*TO DO*: Write out the records below word for word, please.

*DATASET EXCERPTS*:
## start

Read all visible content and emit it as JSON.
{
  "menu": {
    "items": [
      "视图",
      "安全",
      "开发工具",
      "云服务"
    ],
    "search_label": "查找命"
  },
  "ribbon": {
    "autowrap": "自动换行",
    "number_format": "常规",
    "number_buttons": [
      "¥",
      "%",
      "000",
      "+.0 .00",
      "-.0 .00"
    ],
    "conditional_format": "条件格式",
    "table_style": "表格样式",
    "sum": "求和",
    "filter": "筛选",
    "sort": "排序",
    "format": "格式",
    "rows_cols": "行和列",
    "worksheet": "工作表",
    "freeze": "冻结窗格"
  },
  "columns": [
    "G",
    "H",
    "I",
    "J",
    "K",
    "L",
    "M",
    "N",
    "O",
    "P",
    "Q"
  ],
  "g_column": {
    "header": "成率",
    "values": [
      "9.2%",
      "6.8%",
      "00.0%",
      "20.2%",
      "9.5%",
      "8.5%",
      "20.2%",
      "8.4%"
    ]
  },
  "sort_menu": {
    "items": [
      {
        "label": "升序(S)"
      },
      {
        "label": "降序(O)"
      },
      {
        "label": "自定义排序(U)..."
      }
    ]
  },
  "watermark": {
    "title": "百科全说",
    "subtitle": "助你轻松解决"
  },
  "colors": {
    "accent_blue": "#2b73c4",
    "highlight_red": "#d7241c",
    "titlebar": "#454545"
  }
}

## end

*FINISHED ANSWER*:
Read all visible content and emit it as JSON.
{
  "menu": {
    "items": [
      "视图",
      "安全",
      "开发工具",
      "云服务"
    ],
    "search_label": "查找命"
  },
  "ribbon": {
    "autowrap": "自动换行",
    "number_format": "常规",
    "number_buttons": [
      "¥",
      "%",
      "000",
      "+.0 .00",
      "-.0 .00"
    ],
    "conditional_format": "条件格式",
    "table_style": "表格样式",
    "sum": "求和",
    "filter": "筛选",
    "sort": "排序",
    "format": "格式",
    "rows_cols": "行和列",
    "worksheet": "工作表",
    "freeze": "冻结窗格"
  },
  "columns": [
    "G",
    "H",
    "I",
    "J",
    "K",
    "L",
    "M",
    "N",
    "O",
    "P",
    "Q"
  ],
  "g_column": {
    "header": "成率",
    "values": [
      "9.2%",
      "6.8%",
      "00.0%",
      "20.2%",
      "9.5%",
      "8.5%",
      "20.2%",
      "8.4%"
    ]
  },
  "sort_menu": {
    "items": [
      {
        "label": "升序(S)"
      },
      {
        "label": "降序(O)"
      },
      {
        "label": "自定义排序(U)..."
      }
    ]
  },
  "watermark": {
    "title": "百科全说",
    "subtitle": "助你轻松解决"
  },
  "colors": {
    "accent_blue": "#2b73c4",
    "highlight_red": "#d7241c",
    "titlebar": "#454545"
  }
}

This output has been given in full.